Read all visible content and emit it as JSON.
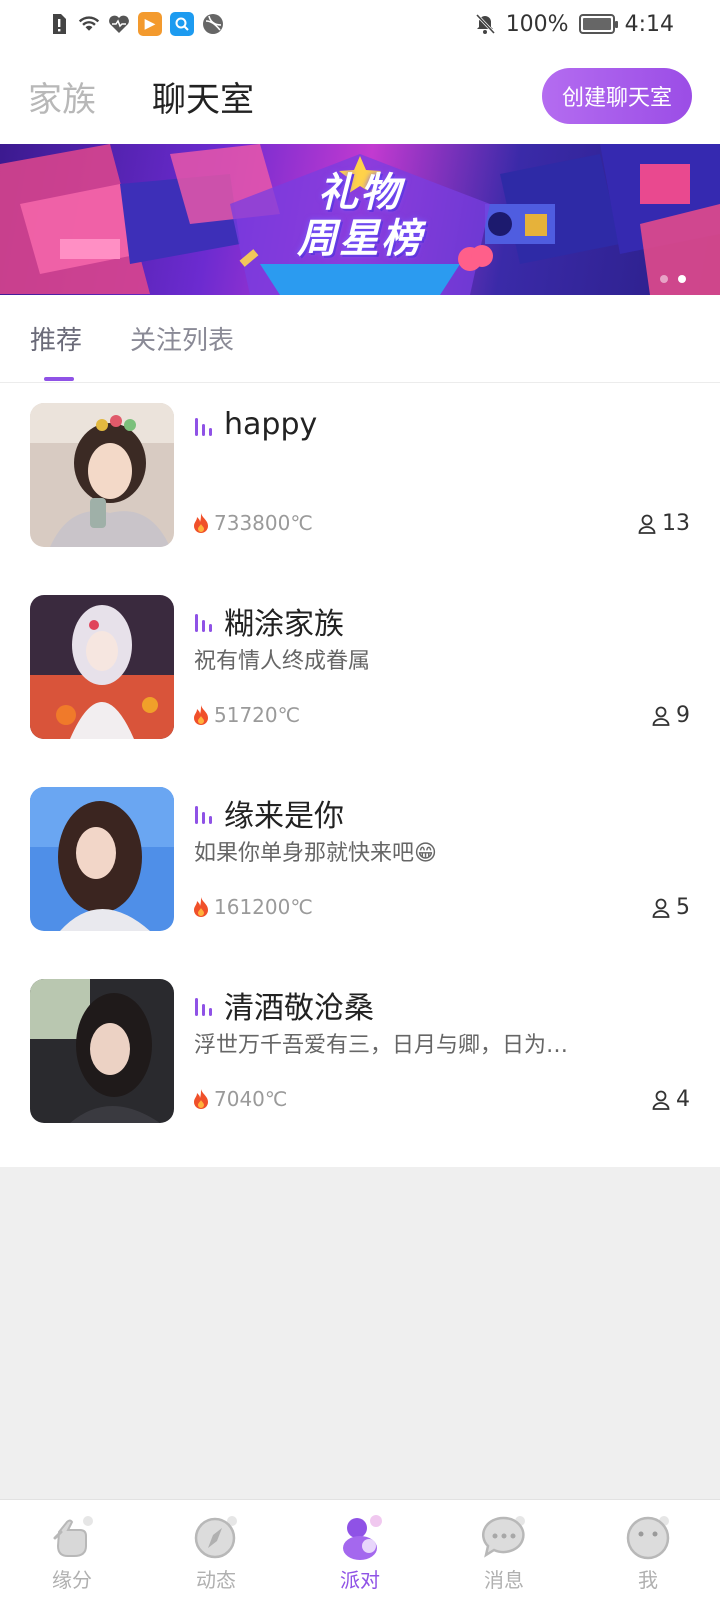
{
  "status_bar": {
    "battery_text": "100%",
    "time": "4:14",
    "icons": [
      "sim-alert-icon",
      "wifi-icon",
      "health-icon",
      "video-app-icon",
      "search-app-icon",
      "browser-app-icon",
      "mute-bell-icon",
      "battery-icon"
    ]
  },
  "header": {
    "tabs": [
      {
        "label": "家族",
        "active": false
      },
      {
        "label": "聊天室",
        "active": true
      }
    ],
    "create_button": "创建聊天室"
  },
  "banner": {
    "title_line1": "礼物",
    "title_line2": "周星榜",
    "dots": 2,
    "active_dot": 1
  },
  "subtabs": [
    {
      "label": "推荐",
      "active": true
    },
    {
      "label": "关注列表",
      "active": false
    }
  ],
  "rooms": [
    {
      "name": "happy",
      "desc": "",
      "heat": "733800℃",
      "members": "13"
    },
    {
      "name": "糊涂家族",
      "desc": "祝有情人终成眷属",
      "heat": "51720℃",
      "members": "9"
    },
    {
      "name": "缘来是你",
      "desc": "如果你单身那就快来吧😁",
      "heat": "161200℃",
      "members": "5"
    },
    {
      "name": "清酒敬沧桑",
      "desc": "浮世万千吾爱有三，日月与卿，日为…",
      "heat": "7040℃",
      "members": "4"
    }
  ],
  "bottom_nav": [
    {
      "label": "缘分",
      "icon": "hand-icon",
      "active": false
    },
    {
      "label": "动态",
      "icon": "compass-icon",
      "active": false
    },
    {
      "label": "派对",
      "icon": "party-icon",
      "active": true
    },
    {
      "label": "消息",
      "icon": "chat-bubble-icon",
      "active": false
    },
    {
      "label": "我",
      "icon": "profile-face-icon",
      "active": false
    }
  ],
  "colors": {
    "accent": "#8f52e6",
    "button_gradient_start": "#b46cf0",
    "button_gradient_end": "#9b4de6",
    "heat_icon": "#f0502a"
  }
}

◇ ◇ ◇ ◇ ◇

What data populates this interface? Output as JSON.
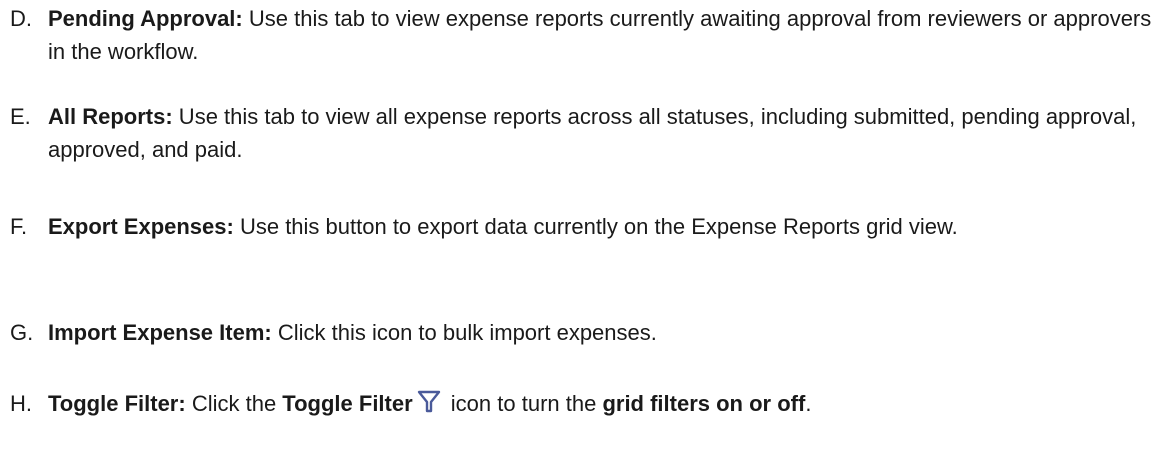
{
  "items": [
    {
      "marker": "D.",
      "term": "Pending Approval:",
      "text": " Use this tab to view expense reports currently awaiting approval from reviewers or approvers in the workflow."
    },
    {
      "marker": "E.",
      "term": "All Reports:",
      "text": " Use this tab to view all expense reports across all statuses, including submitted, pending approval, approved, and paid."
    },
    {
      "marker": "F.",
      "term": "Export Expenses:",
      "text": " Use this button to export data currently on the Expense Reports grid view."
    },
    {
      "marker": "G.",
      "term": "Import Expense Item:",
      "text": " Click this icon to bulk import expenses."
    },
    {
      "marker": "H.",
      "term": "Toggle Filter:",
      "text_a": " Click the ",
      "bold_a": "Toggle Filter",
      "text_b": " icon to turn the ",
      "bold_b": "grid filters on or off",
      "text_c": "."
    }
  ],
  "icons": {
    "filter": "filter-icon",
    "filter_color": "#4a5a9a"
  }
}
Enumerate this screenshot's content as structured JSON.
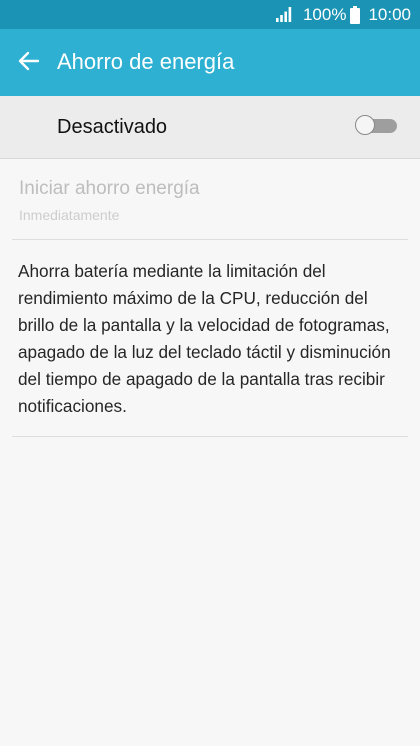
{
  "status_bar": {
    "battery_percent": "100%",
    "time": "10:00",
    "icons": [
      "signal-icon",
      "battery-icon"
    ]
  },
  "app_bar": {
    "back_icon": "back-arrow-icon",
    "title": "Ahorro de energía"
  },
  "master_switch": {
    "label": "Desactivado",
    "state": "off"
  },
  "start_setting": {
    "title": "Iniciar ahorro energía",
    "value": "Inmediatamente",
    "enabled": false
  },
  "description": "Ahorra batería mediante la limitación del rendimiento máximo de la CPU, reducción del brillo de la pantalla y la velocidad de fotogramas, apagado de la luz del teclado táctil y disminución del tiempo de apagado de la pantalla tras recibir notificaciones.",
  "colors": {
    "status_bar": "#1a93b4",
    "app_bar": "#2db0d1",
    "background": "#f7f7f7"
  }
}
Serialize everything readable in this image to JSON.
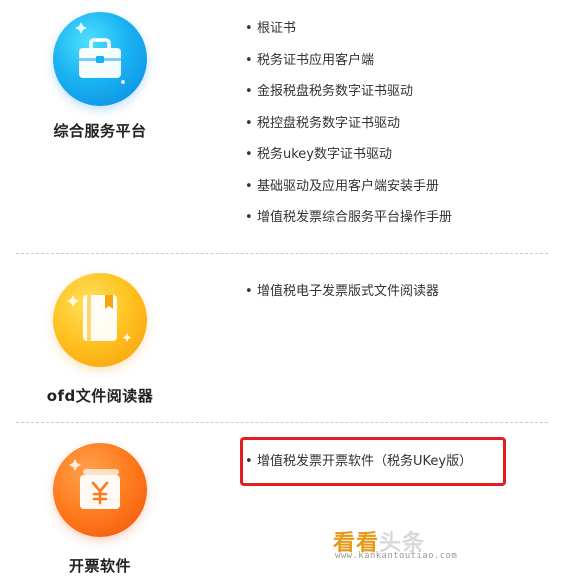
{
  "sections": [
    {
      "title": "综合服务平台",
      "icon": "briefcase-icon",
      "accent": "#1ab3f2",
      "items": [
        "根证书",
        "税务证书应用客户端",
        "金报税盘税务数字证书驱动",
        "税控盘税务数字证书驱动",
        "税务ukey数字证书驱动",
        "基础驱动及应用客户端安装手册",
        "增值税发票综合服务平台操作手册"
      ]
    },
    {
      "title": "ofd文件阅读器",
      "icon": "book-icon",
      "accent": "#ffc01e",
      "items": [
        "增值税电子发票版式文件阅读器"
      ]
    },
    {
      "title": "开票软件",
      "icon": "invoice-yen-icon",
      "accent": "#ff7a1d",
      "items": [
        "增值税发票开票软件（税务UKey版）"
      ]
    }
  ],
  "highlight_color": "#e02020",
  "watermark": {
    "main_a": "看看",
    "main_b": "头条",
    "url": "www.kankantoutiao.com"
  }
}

◇ ◇ ◇ ◇ ◇

• _What is being asked_
Give the number of lines containing the word "data". No other answer is needed.

• _Completed exercise_
2